_PROBLEM TO SOLVE_
Copy word for word the part of the records that opens with the line containing "89, 996, 98]" and closes with the line containing "Segment this screenshot: for", including both of those lines.

_DATA LISTING_
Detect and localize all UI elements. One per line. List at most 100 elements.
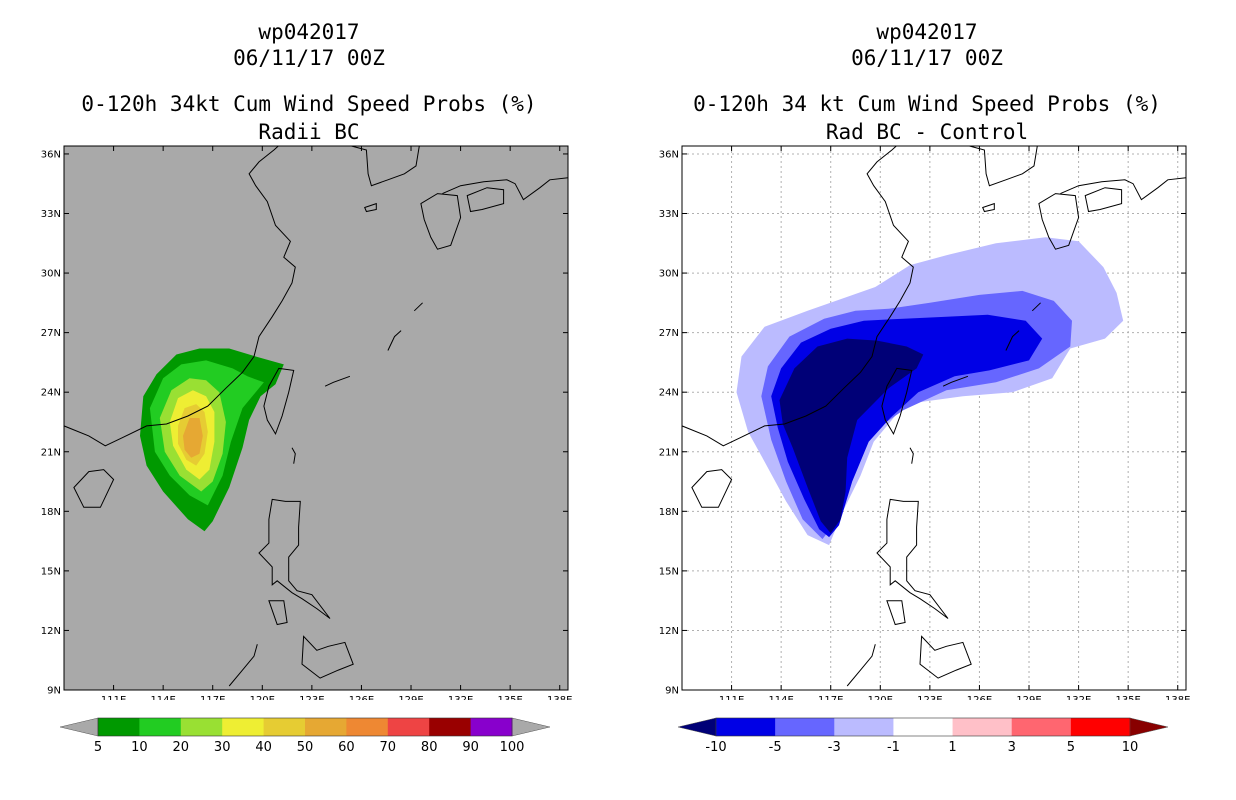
subtitle: Rad BC - Control [825,120,1029,144]
hainan-coast [691,469,733,508]
colorbar-end-right [1129,717,1169,737]
colorbar-label: 70 [380,740,397,755]
y-tick-label: 21N [659,447,679,458]
mindoro-coast [886,600,906,626]
colorbar-swatch [952,718,1013,736]
y-tick-label: 30N [41,269,61,280]
colorbar-swatch [139,718,182,736]
x-tick-label: 123E [917,695,942,700]
x-tick-label: 129E [1016,695,1041,700]
x-tick-label: 135E [497,695,522,700]
honshu-coast [442,177,568,201]
y-tick-label: 36N [41,149,61,160]
diff-contour--10 [779,338,924,534]
kyushu-coast [1038,193,1080,250]
visayas-coast [301,635,354,679]
x-tick-label: 114E [150,695,175,700]
x-tick-label: 111E [719,695,744,700]
x-tick-label: 126E [349,695,374,700]
taiwan-coast [881,367,913,436]
kyushu-coast [420,193,462,250]
china-coast [64,146,296,447]
colorbar-swatch [775,718,835,736]
batanes-islands [909,447,914,464]
colorbar: 5 10 20 30 40 50 60 70 80 90 100 [59,717,551,755]
product-title: 0-120h 34 kt Cum Wind Speed Probs (%) [693,92,1161,116]
colorbar-label: 90 [462,740,479,755]
colorbar-swatch [716,718,776,736]
map-frame [681,145,1187,691]
probability-map: 111E 114E 117E 120E 123E 126E 129E 132E 135E 138E… [41,145,572,700]
colorbar-end-right [511,717,551,737]
left-panel: wp042017 06/11/17 00Z 0-120h 34kt Cum Wi… [41,20,573,755]
colorbar-label: 10 [131,740,148,755]
colorbar-label: 50 [297,740,314,755]
colorbar-label: 3 [1008,740,1016,755]
china-coast [682,146,914,447]
y-tick-label: 27N [41,328,61,339]
date-title: 06/11/17 00Z [233,46,385,70]
colorbar-swatch [98,718,140,736]
colorbar-swatch [893,718,954,736]
shikoku-coast [466,187,505,213]
colorbar-swatch [346,718,389,736]
colorbar-swatch [1070,718,1131,736]
x-tick-label: 135E [1115,695,1140,700]
hainan-coast [73,469,115,508]
mindoro-coast [268,600,288,626]
y-tick-label: 12N [659,626,679,637]
y-tick-label: 36N [659,149,679,160]
x-tick-label: 126E [967,695,992,700]
map-frame [63,145,569,691]
right-panel: wp042017 06/11/17 00Z 0-120h 34 kt Cum W… [618,0,1236,800]
storm-id-title: wp042017 [876,20,978,44]
y-tick-label: 24N [41,388,61,399]
colorbar-label: 5 [1067,740,1075,755]
korea-coast [350,146,420,187]
amami-islands [1031,302,1041,312]
colorbar-end-left [677,717,717,737]
y-tick-label: 9N [665,686,679,697]
prob-contour-50 [183,418,203,458]
colorbar-swatch [387,718,430,736]
colorbar-label: 30 [214,740,231,755]
product-title: 0-120h 34kt Cum Wind Speed Probs (%) [81,92,537,116]
colorbar-outline [715,717,1131,737]
y-tick-label: 18N [659,507,679,518]
x-tick-label: 132E [1066,695,1091,700]
colorbar-label: -5 [769,740,782,755]
colorbar-label: 20 [173,740,190,755]
colorbar: -10 -5 -3 -1 1 3 5 10 [677,717,1169,755]
y-tick-label: 24N [659,388,679,399]
x-tick-label: 123E [299,695,324,700]
colorbar-label: -10 [705,740,726,755]
taiwan-coast [263,367,295,436]
y-tick-label: 9N [47,686,61,697]
y-tick-label: 15N [659,566,679,577]
difference-map: 111E 114E 117E 120E 123E 126E 129E 132E 135E 138E… [659,145,1190,700]
colorbar-end-left [59,717,99,737]
colorbar-swatch [834,718,894,736]
colorbar-label: -1 [887,740,900,755]
y-tick-label: 30N [659,269,679,280]
colorbar-label: 60 [338,740,355,755]
colorbar-swatch [470,718,513,736]
honshu-coast [1060,177,1186,201]
map-content [682,146,1186,690]
y-tick-label: 12N [41,626,61,637]
colorbar-label: 100 [500,740,525,755]
map-content [64,146,568,687]
colorbar-swatch [429,718,472,736]
x-tick-label: 120E [868,695,893,700]
shikoku-coast [1084,187,1123,213]
colorbar-label: 5 [94,740,102,755]
y-tick-label: 15N [41,566,61,577]
batanes-islands [291,447,296,464]
storm-id-title: wp042017 [258,20,360,44]
subtitle: Radii BC [258,120,360,144]
ryukyu-islands [1005,330,1020,351]
luzon-coast [258,498,331,619]
jeju-island [364,202,377,213]
x-tick-label: 138E [1165,695,1190,700]
colorbar-label: 1 [948,740,956,755]
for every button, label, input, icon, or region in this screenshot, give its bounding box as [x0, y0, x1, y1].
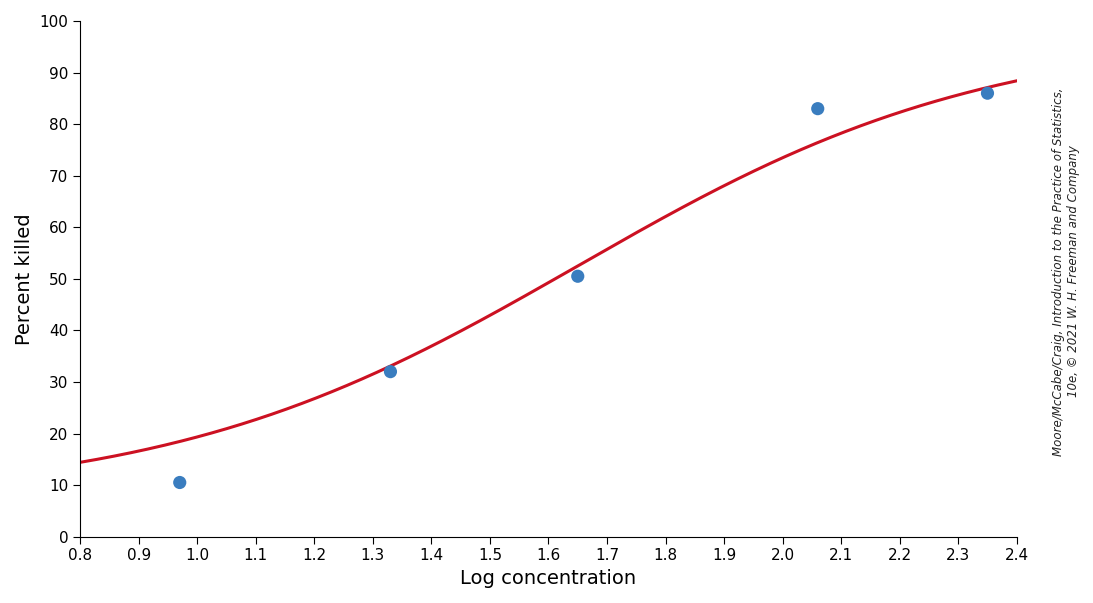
Point	[978, 89, 996, 98]
Point	[381, 367, 399, 376]
Point	[809, 104, 826, 113]
Point	[569, 271, 587, 281]
X-axis label: Log concentration: Log concentration	[460, 569, 636, 588]
Y-axis label: Percent killed: Percent killed	[15, 213, 34, 345]
Text: Moore/McCabe/Craig, Introduction to the Practice of Statistics,
10e, © 2021 W. H: Moore/McCabe/Craig, Introduction to the …	[1051, 87, 1080, 456]
Point	[171, 478, 188, 487]
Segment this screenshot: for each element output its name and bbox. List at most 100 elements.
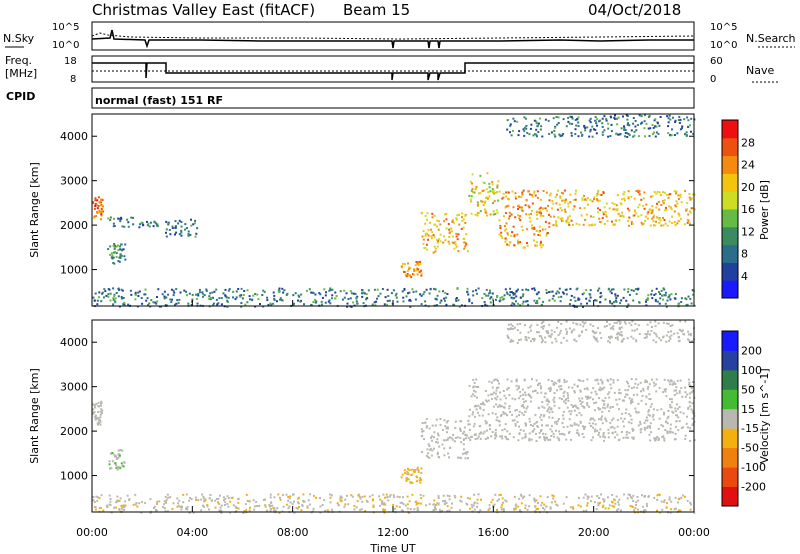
data-cell bbox=[176, 505, 179, 508]
data-cell bbox=[535, 302, 537, 304]
y-tick-label: 2000 bbox=[60, 425, 88, 438]
data-cell bbox=[480, 498, 482, 501]
data-cell bbox=[196, 302, 199, 305]
data-cell bbox=[591, 223, 594, 226]
data-cell bbox=[613, 499, 616, 501]
data-cell bbox=[525, 336, 528, 339]
data-cell bbox=[509, 131, 511, 134]
data-cell bbox=[581, 397, 584, 400]
data-cell bbox=[649, 321, 652, 324]
data-cell bbox=[330, 494, 333, 497]
data-cell bbox=[202, 495, 205, 498]
data-cell bbox=[605, 325, 608, 327]
data-cell bbox=[522, 393, 525, 396]
data-cell bbox=[691, 289, 694, 292]
data-cell bbox=[126, 494, 129, 497]
data-cell bbox=[653, 437, 656, 440]
data-cell bbox=[543, 436, 546, 438]
data-cell bbox=[625, 299, 628, 302]
data-cell bbox=[559, 300, 562, 303]
data-cell bbox=[668, 496, 671, 499]
data-cell bbox=[155, 510, 158, 512]
data-cell bbox=[687, 125, 689, 128]
data-cell bbox=[690, 408, 693, 411]
data-cell bbox=[427, 229, 430, 232]
data-cell bbox=[430, 436, 432, 439]
data-cell bbox=[99, 410, 102, 413]
data-cell bbox=[492, 202, 494, 205]
data-cell bbox=[457, 233, 460, 236]
data-cell bbox=[196, 227, 199, 230]
data-cell bbox=[674, 297, 677, 300]
data-cell bbox=[602, 504, 605, 507]
data-cell bbox=[657, 200, 660, 203]
data-cell bbox=[513, 507, 515, 510]
data-cell bbox=[688, 381, 691, 384]
colorbar-segment bbox=[722, 155, 738, 174]
data-cell bbox=[528, 326, 531, 329]
data-cell bbox=[528, 206, 531, 209]
data-cell bbox=[404, 472, 406, 475]
data-cell bbox=[676, 403, 678, 406]
data-cell bbox=[134, 291, 137, 294]
data-cell bbox=[224, 497, 227, 500]
data-cell bbox=[463, 426, 466, 429]
data-cell bbox=[584, 493, 587, 496]
data-cell bbox=[545, 399, 548, 402]
data-cell bbox=[691, 423, 694, 426]
data-cell bbox=[215, 298, 218, 301]
data-cell bbox=[533, 428, 536, 431]
data-cell bbox=[680, 297, 683, 300]
data-cell bbox=[470, 212, 473, 215]
data-cell bbox=[551, 410, 554, 413]
data-cell bbox=[608, 323, 611, 326]
data-cell bbox=[110, 252, 113, 255]
data-cell bbox=[606, 320, 608, 323]
data-cell bbox=[687, 219, 690, 222]
data-cell bbox=[674, 410, 677, 413]
data-cell bbox=[531, 202, 534, 205]
data-cell bbox=[645, 396, 648, 399]
data-cell bbox=[479, 174, 482, 177]
data-cell bbox=[677, 198, 680, 200]
data-cell bbox=[164, 510, 167, 513]
data-cell bbox=[501, 497, 504, 500]
data-cell bbox=[131, 216, 134, 219]
data-cell bbox=[473, 493, 476, 496]
data-cell bbox=[424, 247, 427, 249]
data-cell bbox=[498, 420, 501, 423]
data-cell bbox=[404, 504, 407, 507]
data-cell bbox=[554, 223, 557, 226]
data-cell bbox=[577, 135, 580, 138]
data-cell bbox=[288, 497, 291, 500]
data-cell bbox=[471, 393, 474, 396]
data-cell bbox=[414, 264, 417, 267]
data-cell bbox=[490, 296, 493, 299]
data-cell bbox=[453, 247, 456, 250]
data-cell bbox=[657, 493, 660, 496]
data-cell bbox=[553, 133, 556, 136]
data-cell bbox=[557, 334, 560, 337]
data-cell bbox=[533, 190, 536, 193]
data-cell bbox=[536, 323, 539, 326]
data-cell bbox=[150, 299, 153, 302]
data-cell bbox=[688, 193, 691, 196]
data-cell bbox=[257, 298, 260, 301]
data-cell bbox=[593, 402, 596, 404]
data-cell bbox=[156, 223, 159, 226]
data-cell bbox=[381, 502, 384, 505]
data-cell bbox=[544, 436, 547, 439]
data-cell bbox=[435, 304, 438, 307]
date-label: 04/Oct/2018 bbox=[588, 1, 681, 19]
data-cell bbox=[132, 503, 135, 506]
data-cell bbox=[204, 498, 207, 501]
data-cell bbox=[477, 493, 480, 496]
data-cell bbox=[555, 221, 558, 224]
data-cell bbox=[560, 191, 563, 194]
data-cell bbox=[544, 207, 547, 210]
data-cell bbox=[656, 202, 658, 205]
data-cell bbox=[472, 294, 475, 297]
data-cell bbox=[293, 511, 296, 514]
data-cell bbox=[523, 246, 526, 249]
data-cell bbox=[655, 192, 658, 195]
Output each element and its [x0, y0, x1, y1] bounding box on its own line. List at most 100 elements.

_SOLUTION FOR THIS TASK_
Point	[978, 89, 996, 98]
Point	[381, 367, 399, 376]
Point	[809, 104, 826, 113]
Point	[569, 271, 587, 281]
X-axis label: Log concentration: Log concentration	[460, 569, 636, 588]
Y-axis label: Percent killed: Percent killed	[15, 213, 34, 345]
Text: Moore/McCabe/Craig, Introduction to the Practice of Statistics,
10e, © 2021 W. H: Moore/McCabe/Craig, Introduction to the …	[1051, 87, 1080, 456]
Point	[171, 478, 188, 487]
Segment this screenshot: for each element output its name and bbox. List at most 100 elements.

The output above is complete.